EXERCISE SET:
- 1) Rewrite the paragraph of the bet-sizing text that begins "Violation 3 — "double after a loss"" as a short bulleted list that keeps its main facts.
- 2) Name every numbered violation in the bet-sizing text, giving each one's title as the text states it.
- 3) Transcribe the passage of the bet-sizing text starting at "Violation 2 —" and ending at "inverse of optimal.".

::: DOCUMENT EXTRACT :::

The bonus-hunting forums are full of recommendations that violate Kelly by 5× to 20×. The math says these recommendations destroy realised EV. The forums say they "feel right." Five common violations and their costs.

Violation 1 — flat $5/spin regardless of bankroll. The most common forum recommendation: "use the max-bet rule, clear the bonus fast." At $5/spin on a $1,000 bankroll, that's 0.5% of bankroll per spin — 2× full Kelly and 4× half Kelly. The bet-size-to-bankroll ratio puts ruin probability at approximately 35% across the $18,000 clearing volume. Even on a positive-EV bonus, one-in-three runs bust before clearing.

Violation 2 — flat 5-10% of bankroll per spin. Common on Reddit r/gambling threads. At 5% of $1,000, that's $50/spin — 20× full Kelly and 80× quarter Kelly. Ruin probability climbs above 90% on the Wild Fortune $18,000 clearing volume. The bonus is mathematically guaranteed to fail almost every time; the forum recommendation is the inverse of optimal.

Violation 3 — "double after a loss" (Martingale on bonus clearing). The progressive-stake violation. Martingale doubles the bet after each loss until a win recoups the loss sequence. The expected ruin probability on a 40-spin Martingale sequence with 4% house edge is approximately 60%, and the variance is hundreds of times higher than flat-bet Kelly. Martingale converts a marginally positive-EV bonus into a high-variance ruin lottery; the realised EV on Martingale bonus clearing is materially worse than walking away from the bonus entirely.

Violation 4 — chasing the cap. Bonus hunters who realise they're approaching a max-cashout cap sometimes increase bet sizes to "use the variance" — betting larger in hopes of hitting the cap on a single big win. The math is the inverse of Kelly: larger bets at marginal EV with a hard ceiling on outcome produce lower realised EV than smaller bets, not higher. The cap converts the right tail to zero marginal value, which means the optimal bet fraction below the cap is smaller than the standard Kelly result, not larger.

Violation 5 — under-betting (the opposite mistake). Less common, but worth noting. Bonus hunters intimidated by variance sometimes bet at quarter Kelly or below — $0.10-$0.20 per spin on a $1,000 bankroll. The bet size is far below optimal, the clearing time stretches into months, and the 30-day expiry becomes a binding constraint. The bonus expires un-cleared and the realised EV is zero. Under-betting is mathematically less destructive than over-betting (under-betting can't increase ruin probability beyond the natural floor), but it has the same outcome on the realised EV: the bonus isn't cleared.

::: RECORDED INFORMATION :::

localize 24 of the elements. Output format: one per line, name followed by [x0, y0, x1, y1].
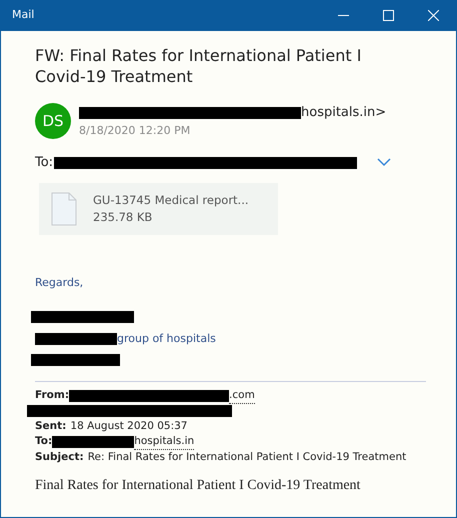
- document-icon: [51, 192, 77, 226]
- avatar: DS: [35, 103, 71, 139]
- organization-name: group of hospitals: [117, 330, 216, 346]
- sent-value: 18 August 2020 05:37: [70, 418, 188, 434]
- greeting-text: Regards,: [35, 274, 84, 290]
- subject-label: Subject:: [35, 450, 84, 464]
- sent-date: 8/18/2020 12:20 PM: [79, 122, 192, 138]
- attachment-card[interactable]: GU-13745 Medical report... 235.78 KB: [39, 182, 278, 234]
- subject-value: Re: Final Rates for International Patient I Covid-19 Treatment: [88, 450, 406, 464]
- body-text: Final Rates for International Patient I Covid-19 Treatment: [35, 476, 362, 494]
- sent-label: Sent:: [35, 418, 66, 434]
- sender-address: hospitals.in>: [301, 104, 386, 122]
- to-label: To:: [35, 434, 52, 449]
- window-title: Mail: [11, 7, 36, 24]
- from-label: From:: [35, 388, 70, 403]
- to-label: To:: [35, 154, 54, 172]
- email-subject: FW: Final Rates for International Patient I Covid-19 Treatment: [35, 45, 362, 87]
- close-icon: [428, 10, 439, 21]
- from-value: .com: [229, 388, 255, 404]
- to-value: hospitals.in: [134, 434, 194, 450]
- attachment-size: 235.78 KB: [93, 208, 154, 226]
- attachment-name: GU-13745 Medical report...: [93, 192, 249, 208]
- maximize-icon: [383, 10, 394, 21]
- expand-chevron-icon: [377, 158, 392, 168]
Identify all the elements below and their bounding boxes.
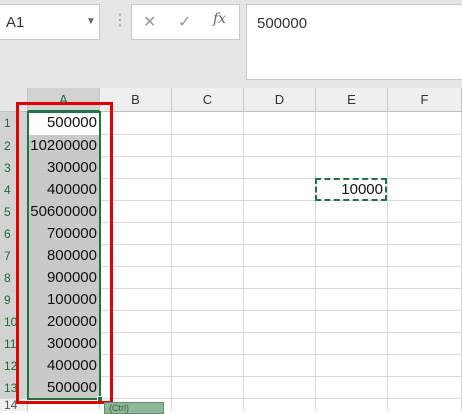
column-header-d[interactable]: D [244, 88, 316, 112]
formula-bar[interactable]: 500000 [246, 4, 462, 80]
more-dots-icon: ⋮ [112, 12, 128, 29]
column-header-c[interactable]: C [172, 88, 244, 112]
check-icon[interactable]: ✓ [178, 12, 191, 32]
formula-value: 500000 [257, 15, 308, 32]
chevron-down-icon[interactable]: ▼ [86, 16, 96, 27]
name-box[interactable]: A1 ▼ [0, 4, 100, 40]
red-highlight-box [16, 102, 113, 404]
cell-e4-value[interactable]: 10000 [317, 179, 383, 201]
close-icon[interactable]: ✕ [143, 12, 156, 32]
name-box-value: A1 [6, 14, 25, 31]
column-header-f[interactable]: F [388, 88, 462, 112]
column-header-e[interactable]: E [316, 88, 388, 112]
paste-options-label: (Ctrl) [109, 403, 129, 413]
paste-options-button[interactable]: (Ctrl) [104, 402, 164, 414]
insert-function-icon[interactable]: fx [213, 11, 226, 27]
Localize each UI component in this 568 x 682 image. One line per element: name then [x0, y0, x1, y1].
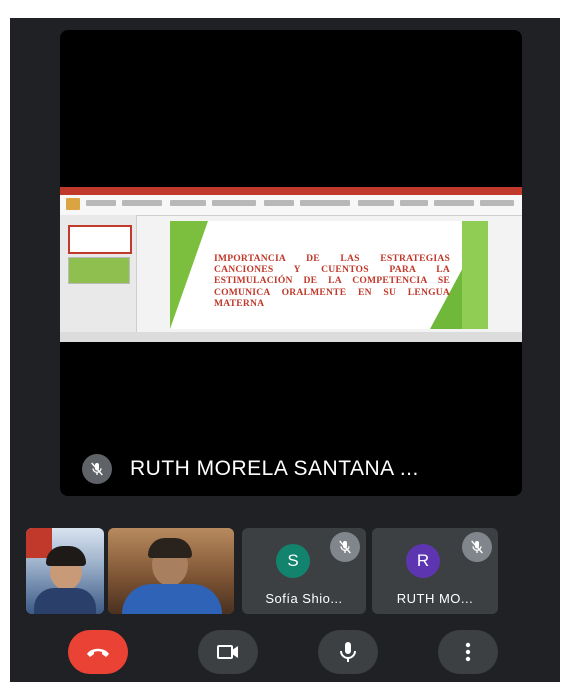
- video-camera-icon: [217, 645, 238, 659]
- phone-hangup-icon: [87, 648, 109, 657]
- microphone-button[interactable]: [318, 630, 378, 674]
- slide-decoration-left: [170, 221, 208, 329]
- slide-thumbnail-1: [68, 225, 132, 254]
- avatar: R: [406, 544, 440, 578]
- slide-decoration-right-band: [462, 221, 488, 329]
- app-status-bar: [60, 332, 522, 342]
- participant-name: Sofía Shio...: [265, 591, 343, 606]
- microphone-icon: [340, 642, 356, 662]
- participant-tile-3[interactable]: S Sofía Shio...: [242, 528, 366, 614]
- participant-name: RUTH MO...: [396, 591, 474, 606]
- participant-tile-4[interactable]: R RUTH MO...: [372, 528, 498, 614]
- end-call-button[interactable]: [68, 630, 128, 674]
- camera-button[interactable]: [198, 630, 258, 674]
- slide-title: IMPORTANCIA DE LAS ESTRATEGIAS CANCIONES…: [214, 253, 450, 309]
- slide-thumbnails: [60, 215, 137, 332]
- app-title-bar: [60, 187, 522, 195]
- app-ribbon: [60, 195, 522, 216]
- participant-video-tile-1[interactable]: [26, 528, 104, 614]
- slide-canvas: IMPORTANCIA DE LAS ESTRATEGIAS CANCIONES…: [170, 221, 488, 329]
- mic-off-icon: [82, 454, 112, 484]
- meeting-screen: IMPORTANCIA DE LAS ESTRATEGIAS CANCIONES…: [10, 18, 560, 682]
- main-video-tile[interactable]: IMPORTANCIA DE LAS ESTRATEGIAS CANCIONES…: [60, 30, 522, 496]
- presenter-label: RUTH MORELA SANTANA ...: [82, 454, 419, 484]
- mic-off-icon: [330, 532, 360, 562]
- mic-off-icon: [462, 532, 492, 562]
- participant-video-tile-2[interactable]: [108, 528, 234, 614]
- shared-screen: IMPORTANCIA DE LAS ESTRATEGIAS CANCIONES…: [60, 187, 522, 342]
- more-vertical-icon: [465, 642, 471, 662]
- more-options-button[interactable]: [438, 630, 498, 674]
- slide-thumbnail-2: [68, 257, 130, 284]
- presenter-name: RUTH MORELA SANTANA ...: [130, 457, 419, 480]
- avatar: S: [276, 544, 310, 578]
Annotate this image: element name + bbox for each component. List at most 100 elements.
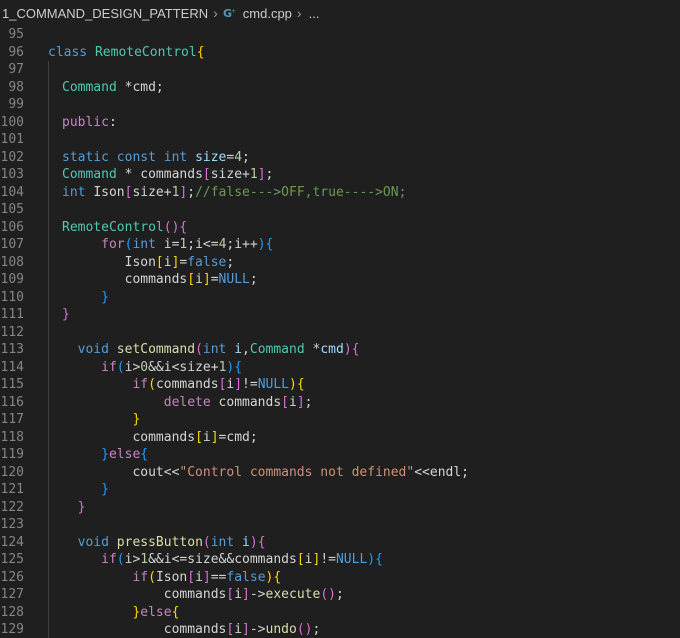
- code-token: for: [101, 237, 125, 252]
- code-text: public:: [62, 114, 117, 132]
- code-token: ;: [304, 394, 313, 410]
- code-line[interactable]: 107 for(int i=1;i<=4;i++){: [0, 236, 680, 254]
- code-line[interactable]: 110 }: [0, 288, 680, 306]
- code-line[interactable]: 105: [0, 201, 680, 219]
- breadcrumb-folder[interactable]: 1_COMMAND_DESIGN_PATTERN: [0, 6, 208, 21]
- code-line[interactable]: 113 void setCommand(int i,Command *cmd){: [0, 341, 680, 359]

:::

SOLUTIONS TO THE TASKS:
- 1)
- Martingale doubles the bet after each loss until a win recovers the losing sequence.
- On a 40-spin Martingale sequence with a 4% house edge, ruin probability is about 60%.
- Its variance is hundreds of times higher than flat-bet Kelly.
- It turns a marginally positive-EV bonus into a high-variance ruin lottery.
- Its realized EV is materially worse than walking away from the bonus entirely.

- 2)
1. Flat $5/spin regardless of bankroll
2. Flat 5-10% of bankroll per spin
3. "Double after a loss" (Martingale on bonus clearing)
4. Chasing the cap
5. Under-betting (the opposite mistake)

- 3)
Violation 2 — flat 5-10% of bankroll per spin. Common on Reddit r/gambling threads. At 5% of $1,000, that's $50/spin — 20× full Kelly and 80× quarter Kelly. Ruin probability climbs above 90% on the Wild Fortune $18,000 clearing volume. The bonus is mathematically guaranteed to fail almost every time; the forum recommendation is the inverse of optimal.